* [THE PROBLEM]:
Gather every line holding the string "using".

Stored items:
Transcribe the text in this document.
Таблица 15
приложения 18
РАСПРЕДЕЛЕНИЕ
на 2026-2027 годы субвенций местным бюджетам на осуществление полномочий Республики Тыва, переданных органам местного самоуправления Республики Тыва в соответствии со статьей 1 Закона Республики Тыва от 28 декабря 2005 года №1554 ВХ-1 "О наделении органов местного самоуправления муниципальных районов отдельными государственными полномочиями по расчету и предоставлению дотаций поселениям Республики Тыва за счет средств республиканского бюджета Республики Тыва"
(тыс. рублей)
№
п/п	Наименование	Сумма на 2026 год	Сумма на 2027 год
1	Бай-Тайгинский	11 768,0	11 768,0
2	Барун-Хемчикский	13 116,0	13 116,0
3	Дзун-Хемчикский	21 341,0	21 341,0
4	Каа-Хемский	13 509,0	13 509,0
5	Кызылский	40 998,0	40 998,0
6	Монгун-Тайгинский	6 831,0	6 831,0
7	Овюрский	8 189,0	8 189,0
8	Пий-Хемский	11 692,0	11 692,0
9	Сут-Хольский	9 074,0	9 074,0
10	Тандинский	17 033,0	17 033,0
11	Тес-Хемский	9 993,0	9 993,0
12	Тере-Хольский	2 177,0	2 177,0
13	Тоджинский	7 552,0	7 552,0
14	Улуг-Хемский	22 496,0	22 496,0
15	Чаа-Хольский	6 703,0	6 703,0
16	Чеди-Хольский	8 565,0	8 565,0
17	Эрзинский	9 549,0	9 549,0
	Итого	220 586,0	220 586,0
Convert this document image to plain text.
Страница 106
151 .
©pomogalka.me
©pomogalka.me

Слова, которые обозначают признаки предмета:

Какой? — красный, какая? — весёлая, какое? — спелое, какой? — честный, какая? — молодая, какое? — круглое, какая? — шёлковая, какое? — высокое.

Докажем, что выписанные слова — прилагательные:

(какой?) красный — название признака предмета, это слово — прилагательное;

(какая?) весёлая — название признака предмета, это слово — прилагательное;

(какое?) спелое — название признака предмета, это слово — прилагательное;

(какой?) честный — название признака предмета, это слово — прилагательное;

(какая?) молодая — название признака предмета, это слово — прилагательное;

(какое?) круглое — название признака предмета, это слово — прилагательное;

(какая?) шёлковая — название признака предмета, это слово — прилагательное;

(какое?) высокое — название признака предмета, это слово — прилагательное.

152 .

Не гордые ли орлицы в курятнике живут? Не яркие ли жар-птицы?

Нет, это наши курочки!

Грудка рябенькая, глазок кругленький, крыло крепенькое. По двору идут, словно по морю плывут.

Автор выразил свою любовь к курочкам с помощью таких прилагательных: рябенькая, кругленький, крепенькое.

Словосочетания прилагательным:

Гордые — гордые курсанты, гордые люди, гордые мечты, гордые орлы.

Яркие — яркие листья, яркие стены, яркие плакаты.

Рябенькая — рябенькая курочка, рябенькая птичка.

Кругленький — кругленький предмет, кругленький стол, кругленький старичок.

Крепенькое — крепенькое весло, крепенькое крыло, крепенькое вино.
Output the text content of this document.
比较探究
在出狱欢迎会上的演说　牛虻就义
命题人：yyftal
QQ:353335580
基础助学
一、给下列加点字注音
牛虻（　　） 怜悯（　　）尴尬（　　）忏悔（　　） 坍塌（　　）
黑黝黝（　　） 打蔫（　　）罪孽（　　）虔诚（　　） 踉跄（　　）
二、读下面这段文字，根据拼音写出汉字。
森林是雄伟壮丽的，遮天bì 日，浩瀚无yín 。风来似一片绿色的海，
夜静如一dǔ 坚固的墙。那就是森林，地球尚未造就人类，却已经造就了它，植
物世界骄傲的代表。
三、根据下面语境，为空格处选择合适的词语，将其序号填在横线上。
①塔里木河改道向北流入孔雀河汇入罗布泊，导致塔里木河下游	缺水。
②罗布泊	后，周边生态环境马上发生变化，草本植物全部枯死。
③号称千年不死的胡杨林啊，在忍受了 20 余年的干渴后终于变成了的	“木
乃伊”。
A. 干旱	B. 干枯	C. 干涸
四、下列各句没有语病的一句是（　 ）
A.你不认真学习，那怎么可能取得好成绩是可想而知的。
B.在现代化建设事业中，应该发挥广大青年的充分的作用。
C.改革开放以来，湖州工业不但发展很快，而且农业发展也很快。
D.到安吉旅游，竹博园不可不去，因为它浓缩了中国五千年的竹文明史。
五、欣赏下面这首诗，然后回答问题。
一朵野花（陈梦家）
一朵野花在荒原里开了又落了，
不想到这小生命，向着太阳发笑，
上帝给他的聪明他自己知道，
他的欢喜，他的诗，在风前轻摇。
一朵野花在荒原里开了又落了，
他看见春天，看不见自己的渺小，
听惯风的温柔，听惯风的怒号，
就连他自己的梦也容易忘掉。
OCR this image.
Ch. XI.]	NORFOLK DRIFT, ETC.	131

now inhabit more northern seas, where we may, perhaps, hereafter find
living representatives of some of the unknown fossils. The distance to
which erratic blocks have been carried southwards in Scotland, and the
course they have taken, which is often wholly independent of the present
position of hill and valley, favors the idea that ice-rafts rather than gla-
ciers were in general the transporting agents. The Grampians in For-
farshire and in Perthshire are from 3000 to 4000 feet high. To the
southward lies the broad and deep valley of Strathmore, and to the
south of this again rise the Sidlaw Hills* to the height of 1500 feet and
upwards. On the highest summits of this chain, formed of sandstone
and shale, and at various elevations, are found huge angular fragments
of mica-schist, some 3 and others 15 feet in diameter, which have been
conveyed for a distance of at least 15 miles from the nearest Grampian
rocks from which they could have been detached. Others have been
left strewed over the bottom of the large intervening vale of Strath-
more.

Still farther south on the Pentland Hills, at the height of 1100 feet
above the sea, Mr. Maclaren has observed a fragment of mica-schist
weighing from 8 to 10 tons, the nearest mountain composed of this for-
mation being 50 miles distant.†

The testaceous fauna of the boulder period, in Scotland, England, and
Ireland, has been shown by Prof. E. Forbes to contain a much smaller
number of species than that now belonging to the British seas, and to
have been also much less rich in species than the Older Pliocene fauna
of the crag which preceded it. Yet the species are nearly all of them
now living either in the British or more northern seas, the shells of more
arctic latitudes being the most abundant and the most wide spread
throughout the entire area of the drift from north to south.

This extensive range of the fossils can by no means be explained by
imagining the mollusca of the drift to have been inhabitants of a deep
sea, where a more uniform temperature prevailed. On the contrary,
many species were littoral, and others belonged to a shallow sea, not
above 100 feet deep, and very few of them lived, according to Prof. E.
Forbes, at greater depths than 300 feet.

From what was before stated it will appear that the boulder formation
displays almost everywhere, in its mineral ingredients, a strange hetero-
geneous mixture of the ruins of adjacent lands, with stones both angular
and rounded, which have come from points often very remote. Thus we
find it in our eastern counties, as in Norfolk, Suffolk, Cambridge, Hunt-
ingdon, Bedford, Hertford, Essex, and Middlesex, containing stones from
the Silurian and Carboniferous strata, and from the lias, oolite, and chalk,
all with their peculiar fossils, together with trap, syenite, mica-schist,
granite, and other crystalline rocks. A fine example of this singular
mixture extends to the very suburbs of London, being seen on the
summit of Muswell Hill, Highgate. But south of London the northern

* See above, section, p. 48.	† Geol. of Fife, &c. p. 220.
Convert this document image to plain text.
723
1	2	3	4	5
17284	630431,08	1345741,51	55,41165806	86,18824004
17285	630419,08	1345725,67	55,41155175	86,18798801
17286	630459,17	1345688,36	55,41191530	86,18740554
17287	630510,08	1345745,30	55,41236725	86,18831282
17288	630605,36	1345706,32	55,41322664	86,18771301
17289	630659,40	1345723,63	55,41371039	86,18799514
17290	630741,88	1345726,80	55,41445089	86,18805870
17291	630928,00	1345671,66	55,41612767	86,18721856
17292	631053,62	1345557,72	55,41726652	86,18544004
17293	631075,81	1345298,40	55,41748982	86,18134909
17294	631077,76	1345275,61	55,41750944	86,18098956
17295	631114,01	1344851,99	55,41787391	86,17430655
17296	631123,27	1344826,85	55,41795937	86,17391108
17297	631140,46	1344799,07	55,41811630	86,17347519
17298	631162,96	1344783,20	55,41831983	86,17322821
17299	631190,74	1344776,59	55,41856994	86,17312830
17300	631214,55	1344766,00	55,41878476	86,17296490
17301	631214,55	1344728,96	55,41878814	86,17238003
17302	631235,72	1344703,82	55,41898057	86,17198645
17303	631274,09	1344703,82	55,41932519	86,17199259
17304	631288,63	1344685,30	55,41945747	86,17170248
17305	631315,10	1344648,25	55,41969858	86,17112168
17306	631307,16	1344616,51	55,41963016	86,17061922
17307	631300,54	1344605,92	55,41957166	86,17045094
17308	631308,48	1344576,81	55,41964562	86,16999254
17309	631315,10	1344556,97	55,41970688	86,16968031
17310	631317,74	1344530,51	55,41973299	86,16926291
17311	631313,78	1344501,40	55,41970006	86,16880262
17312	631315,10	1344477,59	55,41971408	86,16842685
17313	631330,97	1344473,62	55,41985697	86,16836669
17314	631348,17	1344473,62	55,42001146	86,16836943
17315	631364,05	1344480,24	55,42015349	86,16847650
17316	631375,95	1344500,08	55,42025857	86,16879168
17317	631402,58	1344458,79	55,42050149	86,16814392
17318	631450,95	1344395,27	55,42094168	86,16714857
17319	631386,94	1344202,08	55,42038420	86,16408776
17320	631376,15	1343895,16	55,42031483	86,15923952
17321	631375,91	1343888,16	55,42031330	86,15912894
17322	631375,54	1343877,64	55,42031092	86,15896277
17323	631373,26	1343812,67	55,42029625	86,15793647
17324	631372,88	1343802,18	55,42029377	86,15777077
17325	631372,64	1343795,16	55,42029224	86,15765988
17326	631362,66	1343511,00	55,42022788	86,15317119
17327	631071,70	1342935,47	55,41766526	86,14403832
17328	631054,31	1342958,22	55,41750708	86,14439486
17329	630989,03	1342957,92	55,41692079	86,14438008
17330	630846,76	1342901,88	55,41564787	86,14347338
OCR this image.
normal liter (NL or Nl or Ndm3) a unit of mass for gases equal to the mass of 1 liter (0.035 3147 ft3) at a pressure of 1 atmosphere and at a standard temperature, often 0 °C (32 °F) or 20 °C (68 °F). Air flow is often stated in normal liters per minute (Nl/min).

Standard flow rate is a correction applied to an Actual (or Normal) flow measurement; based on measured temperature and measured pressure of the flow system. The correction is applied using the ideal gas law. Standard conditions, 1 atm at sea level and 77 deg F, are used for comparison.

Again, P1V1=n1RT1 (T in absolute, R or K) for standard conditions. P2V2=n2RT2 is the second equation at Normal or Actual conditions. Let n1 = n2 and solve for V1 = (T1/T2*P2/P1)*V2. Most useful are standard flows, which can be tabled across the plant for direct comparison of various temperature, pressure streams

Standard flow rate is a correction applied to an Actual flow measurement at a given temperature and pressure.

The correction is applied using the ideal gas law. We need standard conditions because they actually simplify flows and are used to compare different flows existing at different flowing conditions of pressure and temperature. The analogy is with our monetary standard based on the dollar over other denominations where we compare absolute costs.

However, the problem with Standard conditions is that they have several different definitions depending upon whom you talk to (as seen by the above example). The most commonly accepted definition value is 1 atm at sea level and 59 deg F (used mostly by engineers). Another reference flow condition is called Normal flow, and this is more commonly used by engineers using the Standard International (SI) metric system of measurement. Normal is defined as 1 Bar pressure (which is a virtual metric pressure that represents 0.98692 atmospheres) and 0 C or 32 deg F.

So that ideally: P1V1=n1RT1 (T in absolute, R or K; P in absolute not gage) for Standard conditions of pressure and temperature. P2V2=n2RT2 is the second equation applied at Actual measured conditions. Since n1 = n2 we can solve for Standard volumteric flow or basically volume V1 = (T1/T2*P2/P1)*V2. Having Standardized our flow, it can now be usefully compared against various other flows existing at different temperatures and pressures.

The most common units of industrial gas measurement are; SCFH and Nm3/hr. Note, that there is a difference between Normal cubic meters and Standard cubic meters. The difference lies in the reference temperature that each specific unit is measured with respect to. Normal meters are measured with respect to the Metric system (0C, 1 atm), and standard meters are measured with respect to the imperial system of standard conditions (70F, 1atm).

* [RESULT FOR THIS TASK]:
Standard flow rate is a correction applied to an Actual (or Normal) flow measurement; based on measured temperature and measured pressure of the flow system. The correction is applied using the ideal gas law. Standard conditions, 1 atm at sea level and 77 deg F, are used for comparison.
The correction is applied using the ideal gas law. We need standard conditions because they actually simplify flows and are used to compare different flows existing at different flowing conditions of pressure and temperature. The analogy is with our monetary standard based on the dollar over other denominations where we compare absolute costs.
However, the problem with Standard conditions is that they have several different definitions depending upon whom you talk to (as seen by the above example). The most commonly accepted definition value is 1 atm at sea level and 59 deg F (used mostly by engineers). Another reference flow condition is called Normal flow, and this is more commonly used by engineers using the Standard International (SI) metric system of measurement. Normal is defined as 1 Bar pressure (which is a virtual metric pressure that represents 0.98692 atmospheres) and 0 C or 32 deg F.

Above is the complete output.